(Task goal): Write out every record in full, exactly as written, please.

Records from a data collection:
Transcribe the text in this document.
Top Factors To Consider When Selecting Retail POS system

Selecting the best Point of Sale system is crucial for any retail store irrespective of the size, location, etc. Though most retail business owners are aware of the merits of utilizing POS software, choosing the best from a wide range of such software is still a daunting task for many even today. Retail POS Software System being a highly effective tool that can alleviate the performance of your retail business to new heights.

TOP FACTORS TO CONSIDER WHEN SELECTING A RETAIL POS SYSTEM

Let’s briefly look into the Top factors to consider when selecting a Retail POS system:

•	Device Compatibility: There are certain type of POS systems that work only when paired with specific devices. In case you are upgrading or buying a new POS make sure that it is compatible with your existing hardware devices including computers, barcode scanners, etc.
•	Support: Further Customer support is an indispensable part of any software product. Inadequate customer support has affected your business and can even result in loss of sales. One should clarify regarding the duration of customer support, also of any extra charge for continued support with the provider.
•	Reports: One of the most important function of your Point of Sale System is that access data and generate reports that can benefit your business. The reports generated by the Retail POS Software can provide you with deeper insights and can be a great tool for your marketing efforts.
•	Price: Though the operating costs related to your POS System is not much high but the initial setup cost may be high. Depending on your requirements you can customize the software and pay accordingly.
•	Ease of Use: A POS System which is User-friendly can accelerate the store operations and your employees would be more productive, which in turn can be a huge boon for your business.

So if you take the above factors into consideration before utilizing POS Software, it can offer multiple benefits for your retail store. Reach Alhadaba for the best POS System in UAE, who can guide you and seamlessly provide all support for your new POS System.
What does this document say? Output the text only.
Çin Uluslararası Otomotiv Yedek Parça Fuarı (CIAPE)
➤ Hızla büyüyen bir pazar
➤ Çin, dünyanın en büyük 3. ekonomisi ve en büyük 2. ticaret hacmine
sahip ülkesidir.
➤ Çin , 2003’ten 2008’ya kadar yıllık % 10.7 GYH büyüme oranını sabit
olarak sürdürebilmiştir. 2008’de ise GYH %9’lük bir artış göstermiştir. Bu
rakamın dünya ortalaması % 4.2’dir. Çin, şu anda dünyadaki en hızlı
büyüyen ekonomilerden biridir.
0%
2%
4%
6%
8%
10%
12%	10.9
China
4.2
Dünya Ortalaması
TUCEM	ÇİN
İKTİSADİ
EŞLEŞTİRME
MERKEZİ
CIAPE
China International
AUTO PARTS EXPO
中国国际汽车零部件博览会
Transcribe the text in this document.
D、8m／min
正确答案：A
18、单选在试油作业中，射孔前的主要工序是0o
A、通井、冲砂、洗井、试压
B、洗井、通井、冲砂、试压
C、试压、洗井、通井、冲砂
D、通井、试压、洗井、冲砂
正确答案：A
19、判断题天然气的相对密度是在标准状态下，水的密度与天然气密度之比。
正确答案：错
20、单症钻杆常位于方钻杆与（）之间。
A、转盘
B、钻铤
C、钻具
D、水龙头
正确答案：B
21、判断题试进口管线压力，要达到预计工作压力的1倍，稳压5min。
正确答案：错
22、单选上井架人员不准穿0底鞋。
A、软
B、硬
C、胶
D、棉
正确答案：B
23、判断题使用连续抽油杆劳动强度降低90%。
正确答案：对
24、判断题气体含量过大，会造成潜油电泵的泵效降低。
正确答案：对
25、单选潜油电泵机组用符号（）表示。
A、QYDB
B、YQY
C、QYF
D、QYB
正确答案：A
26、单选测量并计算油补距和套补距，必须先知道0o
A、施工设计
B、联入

(Result for this exercise):
Transcribe the text in this document.
Top Factors To Consider When Selecting Retail POS system

Selecting the best Point of Sale system is crucial for any retail store irrespective of the size, location, etc. Though most retail business owners are aware of the merits of utilizing POS software, choosing the best from a wide range of such software is still a daunting task for many even today. Retail POS Software System being a highly effective tool that can alleviate the performance of your retail business to new heights.

TOP FACTORS TO CONSIDER WHEN SELECTING A RETAIL POS SYSTEM

Let’s briefly look into the Top factors to consider when selecting a Retail POS system:

•	Device Compatibility: There are certain type of POS systems that work only when paired with specific devices. In case you are upgrading or buying a new POS make sure that it is compatible with your existing hardware devices including computers, barcode scanners, etc.
•	Support: Further Customer support is an indispensable part of any software product. Inadequate customer support has affected your business and can even result in loss of sales. One should clarify regarding the duration of customer support, also of any extra charge for continued support with the provider.
•	Reports: One of the most important function of your Point of Sale System is that access data and generate reports that can benefit your business. The reports generated by the Retail POS Software can provide you with deeper insights and can be a great tool for your marketing efforts.
•	Price: Though the operating costs related to your POS System is not much high but the initial setup cost may be high. Depending on your requirements you can customize the software and pay accordingly.
•	Ease of Use: A POS System which is User-friendly can accelerate the store operations and your employees would be more productive, which in turn can be a huge boon for your business.

So if you take the above factors into consideration before utilizing POS Software, it can offer multiple benefits for your retail store. Reach Alhadaba for the best POS System in UAE, who can guide you and seamlessly provide all support for your new POS System.
What does this document say? Output the text only.
Çin Uluslararası Otomotiv Yedek Parça Fuarı (CIAPE)
➤ Hızla büyüyen bir pazar
➤ Çin, dünyanın en büyük 3. ekonomisi ve en büyük 2. ticaret hacmine
sahip ülkesidir.
➤ Çin , 2003’ten 2008’ya kadar yıllık % 10.7 GYH büyüme oranını sabit
olarak sürdürebilmiştir. 2008’de ise GYH %9’lük bir artış göstermiştir. Bu
rakamın dünya ortalaması % 4.2’dir. Çin, şu anda dünyadaki en hızlı
büyüyen ekonomilerden biridir.
0%
2%
4%
6%
8%
10%
12%	10.9
China
4.2
Dünya Ortalaması
TUCEM	ÇİN
İKTİSADİ
EŞLEŞTİRME
MERKEZİ
CIAPE
China International
AUTO PARTS EXPO
中国国际汽车零部件博览会
Transcribe the text in this document.
D、8m／min
正确答案：A
18、单选在试油作业中，射孔前的主要工序是0o
A、通井、冲砂、洗井、试压
B、洗井、通井、冲砂、试压
C、试压、洗井、通井、冲砂
D、通井、试压、洗井、冲砂
正确答案：A
19、判断题天然气的相对密度是在标准状态下，水的密度与天然气密度之比。
正确答案：错
20、单症钻杆常位于方钻杆与（）之间。
A、转盘
B、钻铤
C、钻具
D、水龙头
正确答案：B
21、判断题试进口管线压力，要达到预计工作压力的1倍，稳压5min。
正确答案：错
22、单选上井架人员不准穿0底鞋。
A、软
B、硬
C、胶
D、棉
正确答案：B
23、判断题使用连续抽油杆劳动强度降低90%。
正确答案：对
24、判断题气体含量过大，会造成潜油电泵的泵效降低。
正确答案：对
25、单选潜油电泵机组用符号（）表示。
A、QYDB
B、YQY
C、QYF
D、QYB
正确答案：A
26、单选测量并计算油补距和套补距，必须先知道0o
A、施工设计
B、联入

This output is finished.